-- Start --

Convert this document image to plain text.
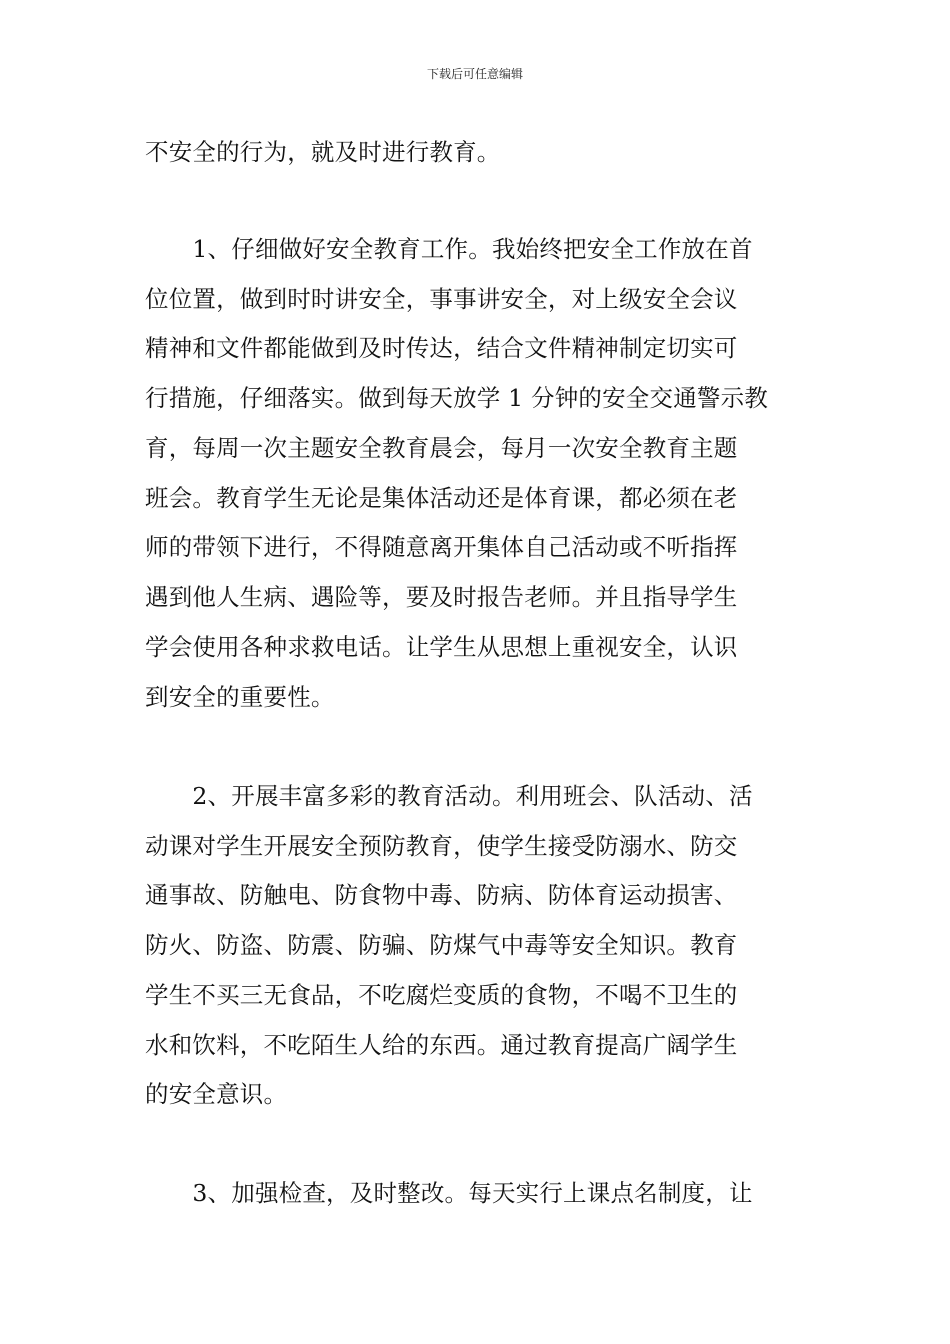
下载后可任意编辑
不安全的行为，就及时进行教育。
　　1、仔细做好安全教育工作。我始终把安全工作放在首
位位置，做到时时讲安全，事事讲安全，对上级安全会议
精神和文件都能做到及时传达，结合文件精神制定切实可
行措施，仔细落实。做到每天放学 1 分钟的安全交通警示教
育，每周一次主题安全教育晨会，每月一次安全教育主题
班会。教育学生无论是集体活动还是体育课，都必须在老
师的带领下进行，不得随意离开集体自己活动或不听指挥
遇到他人生病、遇险等，要及时报告老师。并且指导学生
学会使用各种求救电话。让学生从思想上重视安全，认识
到安全的重要性。
　　2、开展丰富多彩的教育活动。利用班会、队活动、活
动课对学生开展安全预防教育，使学生接受防溺水、防交
通事故、防触电、防食物中毒、防病、防体育运动损害、
防火、防盗、防震、防骗、防煤气中毒等安全知识。教育
学生不买三无食品，不吃腐烂变质的食物，不喝不卫生的
水和饮料，不吃陌生人给的东西。通过教育提高广阔学生
的安全意识。
　　3、加强检查，及时整改。每天实行上课点名制度，让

-- End --

Quote all the records verbatim, dropping any pictures from your copy.

Convert this document image to plain text.
下载后可任意编辑
不安全的行为，就及时进行教育。
　　1、仔细做好安全教育工作。我始终把安全工作放在首
位位置，做到时时讲安全，事事讲安全，对上级安全会议
精神和文件都能做到及时传达，结合文件精神制定切实可
行措施，仔细落实。做到每天放学 1 分钟的安全交通警示教
育，每周一次主题安全教育晨会，每月一次安全教育主题
班会。教育学生无论是集体活动还是体育课，都必须在老
师的带领下进行，不得随意离开集体自己活动或不听指挥
遇到他人生病、遇险等，要及时报告老师。并且指导学生
学会使用各种求救电话。让学生从思想上重视安全，认识
到安全的重要性。
　　2、开展丰富多彩的教育活动。利用班会、队活动、活
动课对学生开展安全预防教育，使学生接受防溺水、防交
通事故、防触电、防食物中毒、防病、防体育运动损害、
防火、防盗、防震、防骗、防煤气中毒等安全知识。教育
学生不买三无食品，不吃腐烂变质的食物，不喝不卫生的
水和饮料，不吃陌生人给的东西。通过教育提高广阔学生
的安全意识。
　　3、加强检查，及时整改。每天实行上课点名制度，让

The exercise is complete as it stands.